BEGIN LISTED RECORDS

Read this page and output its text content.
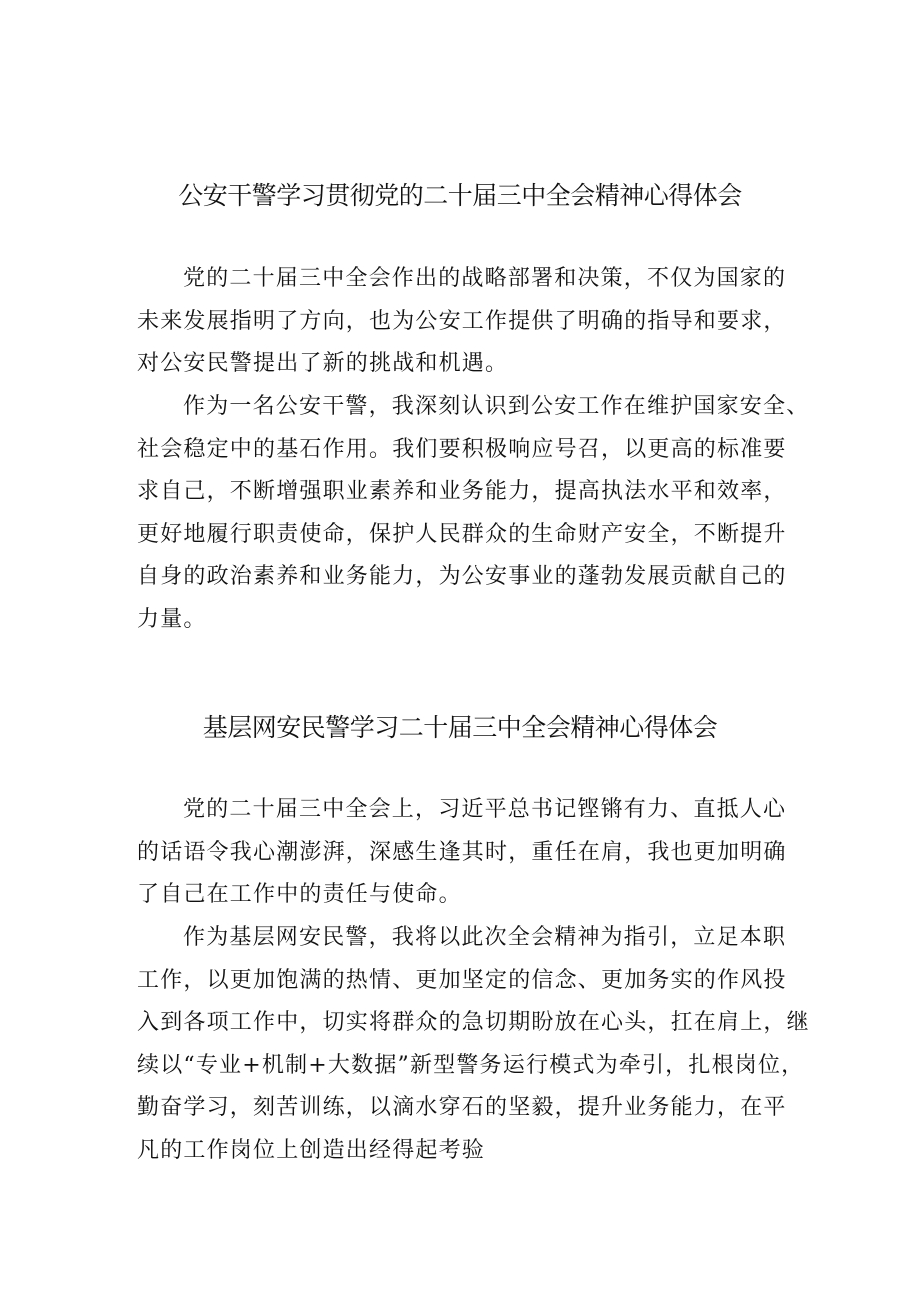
公安干警学习贯彻党的二十届三中全会精神心得体会

党的二十届三中全会作出的战略部署和决策，不仅为国家的
未来发展指明了方向，也为公安工作提供了明确的指导和要求，
对公安民警提出了新的挑战和机遇。

作为一名公安干警，我深刻认识到公安工作在维护国家安全、
社会稳定中的基石作用。我们要积极响应号召，以更高的标准要
求自己，不断增强职业素养和业务能力，提高执法水平和效率，
更好地履行职责使命，保护人民群众的生命财产安全，不断提升
自身的政治素养和业务能力，为公安事业的蓬勃发展贡献自己的
力量。

基层网安民警学习二十届三中全会精神心得体会

党的二十届三中全会上，习近平总书记铿锵有力、直抵人心
的话语令我心潮澎湃，深感生逢其时，重任在肩，我也更加明确
了自己在工作中的责任与使命。

作为基层网安民警，我将以此次全会精神为指引，立足本职
工作，以更加饱满的热情、更加坚定的信念、更加务实的作风投
入到各项工作中，切实将群众的急切期盼放在心头，扛在肩上，继
续以“专业+机制+大数据”新型警务运行模式为牵引，扎根岗位，
勤奋学习，刻苦训练，以滴水穿石的坚毅，提升业务能力，在平
凡的工作岗位上创造出经得起考验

END LISTED RECORDS

● **GIVEN INSTRUCTION**:
Write out every line above exactly as it is, leaving out the pictures.

● **OUTPUT BELOW**:
Read this page and output its text content.
公安干警学习贯彻党的二十届三中全会精神心得体会

党的二十届三中全会作出的战略部署和决策，不仅为国家的
未来发展指明了方向，也为公安工作提供了明确的指导和要求，
对公安民警提出了新的挑战和机遇。

作为一名公安干警，我深刻认识到公安工作在维护国家安全、
社会稳定中的基石作用。我们要积极响应号召，以更高的标准要
求自己，不断增强职业素养和业务能力，提高执法水平和效率，
更好地履行职责使命，保护人民群众的生命财产安全，不断提升
自身的政治素养和业务能力，为公安事业的蓬勃发展贡献自己的
力量。

基层网安民警学习二十届三中全会精神心得体会

党的二十届三中全会上，习近平总书记铿锵有力、直抵人心
的话语令我心潮澎湃，深感生逢其时，重任在肩，我也更加明确
了自己在工作中的责任与使命。

作为基层网安民警，我将以此次全会精神为指引，立足本职
工作，以更加饱满的热情、更加坚定的信念、更加务实的作风投
入到各项工作中，切实将群众的急切期盼放在心头，扛在肩上，继
续以“专业+机制+大数据”新型警务运行模式为牵引，扎根岗位，
勤奋学习，刻苦训练，以滴水穿石的坚毅，提升业务能力，在平
凡的工作岗位上创造出经得起考验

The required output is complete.